- **GIVEN TASK**:
Review the lines that follow and copy each one that contains the word "EDUARDO".

----- MATERIAL PROVIDED

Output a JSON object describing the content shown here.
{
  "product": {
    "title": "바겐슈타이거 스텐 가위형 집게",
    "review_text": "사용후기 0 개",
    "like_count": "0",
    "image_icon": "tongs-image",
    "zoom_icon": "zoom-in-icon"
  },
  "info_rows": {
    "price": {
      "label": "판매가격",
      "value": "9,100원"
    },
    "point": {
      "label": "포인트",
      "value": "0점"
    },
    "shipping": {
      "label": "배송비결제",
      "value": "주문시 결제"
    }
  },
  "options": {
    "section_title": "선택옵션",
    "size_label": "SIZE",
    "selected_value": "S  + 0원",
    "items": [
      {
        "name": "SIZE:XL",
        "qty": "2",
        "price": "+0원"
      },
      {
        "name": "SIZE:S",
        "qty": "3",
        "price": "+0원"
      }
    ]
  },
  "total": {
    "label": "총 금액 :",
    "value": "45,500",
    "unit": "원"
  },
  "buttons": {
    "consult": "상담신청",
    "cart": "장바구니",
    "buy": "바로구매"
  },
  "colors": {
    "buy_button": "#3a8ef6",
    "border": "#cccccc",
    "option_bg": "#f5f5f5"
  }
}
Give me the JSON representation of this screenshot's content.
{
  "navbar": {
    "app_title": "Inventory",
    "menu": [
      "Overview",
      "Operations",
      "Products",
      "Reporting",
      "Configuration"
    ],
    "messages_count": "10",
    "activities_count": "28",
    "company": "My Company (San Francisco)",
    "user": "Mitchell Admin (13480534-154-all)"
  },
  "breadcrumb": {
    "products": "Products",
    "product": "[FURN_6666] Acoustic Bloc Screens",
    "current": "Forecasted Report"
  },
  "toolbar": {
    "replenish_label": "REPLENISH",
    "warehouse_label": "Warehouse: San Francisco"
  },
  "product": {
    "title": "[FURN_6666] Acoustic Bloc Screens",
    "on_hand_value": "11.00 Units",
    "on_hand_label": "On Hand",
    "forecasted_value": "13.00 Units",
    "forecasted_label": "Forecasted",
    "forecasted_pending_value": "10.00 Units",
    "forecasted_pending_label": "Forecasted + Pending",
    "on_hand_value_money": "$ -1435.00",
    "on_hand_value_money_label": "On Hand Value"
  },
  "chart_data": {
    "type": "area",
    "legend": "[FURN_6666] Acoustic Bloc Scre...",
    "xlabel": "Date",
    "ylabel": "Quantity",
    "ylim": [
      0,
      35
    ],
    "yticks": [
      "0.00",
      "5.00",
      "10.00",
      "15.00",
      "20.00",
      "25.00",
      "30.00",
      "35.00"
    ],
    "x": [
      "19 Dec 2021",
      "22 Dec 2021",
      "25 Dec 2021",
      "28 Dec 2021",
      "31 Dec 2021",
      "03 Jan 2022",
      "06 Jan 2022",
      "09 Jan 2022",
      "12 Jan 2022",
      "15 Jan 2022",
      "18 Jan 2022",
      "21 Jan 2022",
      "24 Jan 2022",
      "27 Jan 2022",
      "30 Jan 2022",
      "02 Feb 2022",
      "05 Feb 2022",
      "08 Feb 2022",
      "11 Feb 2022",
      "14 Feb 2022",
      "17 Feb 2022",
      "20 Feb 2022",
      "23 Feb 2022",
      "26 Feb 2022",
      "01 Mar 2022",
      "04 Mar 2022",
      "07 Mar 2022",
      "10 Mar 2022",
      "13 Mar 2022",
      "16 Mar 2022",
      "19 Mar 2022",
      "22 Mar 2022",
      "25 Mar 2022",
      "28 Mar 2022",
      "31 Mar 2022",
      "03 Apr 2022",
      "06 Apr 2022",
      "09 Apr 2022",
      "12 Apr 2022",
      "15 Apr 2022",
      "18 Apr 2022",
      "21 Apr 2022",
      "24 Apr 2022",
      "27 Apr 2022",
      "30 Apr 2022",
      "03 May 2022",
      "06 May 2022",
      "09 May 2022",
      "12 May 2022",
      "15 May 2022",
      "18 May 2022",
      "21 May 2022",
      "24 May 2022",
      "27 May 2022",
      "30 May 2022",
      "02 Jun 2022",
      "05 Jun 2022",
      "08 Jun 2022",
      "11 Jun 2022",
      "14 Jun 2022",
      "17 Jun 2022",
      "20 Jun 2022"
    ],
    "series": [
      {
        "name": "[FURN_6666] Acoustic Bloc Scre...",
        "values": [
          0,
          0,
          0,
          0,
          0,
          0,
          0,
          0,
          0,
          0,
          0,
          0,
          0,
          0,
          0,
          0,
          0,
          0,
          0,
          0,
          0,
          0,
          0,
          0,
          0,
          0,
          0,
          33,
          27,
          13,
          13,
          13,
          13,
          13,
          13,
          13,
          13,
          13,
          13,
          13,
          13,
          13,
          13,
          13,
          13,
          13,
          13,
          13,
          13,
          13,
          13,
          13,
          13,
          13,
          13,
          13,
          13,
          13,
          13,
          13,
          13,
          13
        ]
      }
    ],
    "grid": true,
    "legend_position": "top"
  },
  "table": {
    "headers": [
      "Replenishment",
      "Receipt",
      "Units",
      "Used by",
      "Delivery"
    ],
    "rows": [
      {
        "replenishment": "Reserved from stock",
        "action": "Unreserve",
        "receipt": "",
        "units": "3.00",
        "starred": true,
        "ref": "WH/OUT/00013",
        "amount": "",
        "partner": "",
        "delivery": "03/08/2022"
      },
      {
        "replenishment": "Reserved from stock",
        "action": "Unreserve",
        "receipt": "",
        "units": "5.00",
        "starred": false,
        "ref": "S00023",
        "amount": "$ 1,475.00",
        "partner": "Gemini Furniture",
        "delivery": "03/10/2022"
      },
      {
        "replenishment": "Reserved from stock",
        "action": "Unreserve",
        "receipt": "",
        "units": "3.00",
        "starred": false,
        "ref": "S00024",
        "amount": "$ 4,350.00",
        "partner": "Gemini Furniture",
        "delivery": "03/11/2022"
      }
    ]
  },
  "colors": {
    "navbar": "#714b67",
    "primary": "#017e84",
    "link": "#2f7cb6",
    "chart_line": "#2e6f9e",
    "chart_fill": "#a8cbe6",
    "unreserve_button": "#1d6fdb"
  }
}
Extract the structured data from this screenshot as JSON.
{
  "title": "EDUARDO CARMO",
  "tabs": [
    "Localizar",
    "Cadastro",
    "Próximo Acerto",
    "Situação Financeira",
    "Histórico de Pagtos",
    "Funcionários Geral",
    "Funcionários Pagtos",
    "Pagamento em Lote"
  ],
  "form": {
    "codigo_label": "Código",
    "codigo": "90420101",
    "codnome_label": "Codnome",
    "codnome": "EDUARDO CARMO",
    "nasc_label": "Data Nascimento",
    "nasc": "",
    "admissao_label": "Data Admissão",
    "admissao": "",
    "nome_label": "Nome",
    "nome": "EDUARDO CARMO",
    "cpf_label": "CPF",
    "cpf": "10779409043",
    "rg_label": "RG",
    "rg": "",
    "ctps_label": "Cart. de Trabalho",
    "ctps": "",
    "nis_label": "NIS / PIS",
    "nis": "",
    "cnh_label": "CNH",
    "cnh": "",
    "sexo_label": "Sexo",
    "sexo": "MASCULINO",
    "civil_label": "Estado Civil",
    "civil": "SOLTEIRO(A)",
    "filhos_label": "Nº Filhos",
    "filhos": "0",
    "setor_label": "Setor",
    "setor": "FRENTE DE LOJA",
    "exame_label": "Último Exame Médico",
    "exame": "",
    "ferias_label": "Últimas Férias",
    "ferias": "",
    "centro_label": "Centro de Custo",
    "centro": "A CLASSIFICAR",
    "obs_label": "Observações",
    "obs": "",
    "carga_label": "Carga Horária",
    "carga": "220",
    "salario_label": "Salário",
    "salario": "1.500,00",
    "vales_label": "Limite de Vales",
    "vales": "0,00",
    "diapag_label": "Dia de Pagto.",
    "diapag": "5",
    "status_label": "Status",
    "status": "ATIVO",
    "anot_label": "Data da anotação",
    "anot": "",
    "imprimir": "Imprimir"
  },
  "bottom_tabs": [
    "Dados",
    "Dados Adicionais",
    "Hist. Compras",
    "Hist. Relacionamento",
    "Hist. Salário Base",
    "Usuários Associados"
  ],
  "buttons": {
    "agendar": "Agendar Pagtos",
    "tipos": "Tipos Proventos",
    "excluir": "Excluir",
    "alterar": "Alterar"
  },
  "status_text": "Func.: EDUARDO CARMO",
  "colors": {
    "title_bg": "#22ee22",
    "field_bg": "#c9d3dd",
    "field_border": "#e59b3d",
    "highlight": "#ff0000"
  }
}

----------

- **REPLY**:
  "title": "EDUARDO CARMO",
    "codnome": "EDUARDO CARMO",
    "nome": "EDUARDO CARMO",
  "status_text": "Func.: EDUARDO CARMO",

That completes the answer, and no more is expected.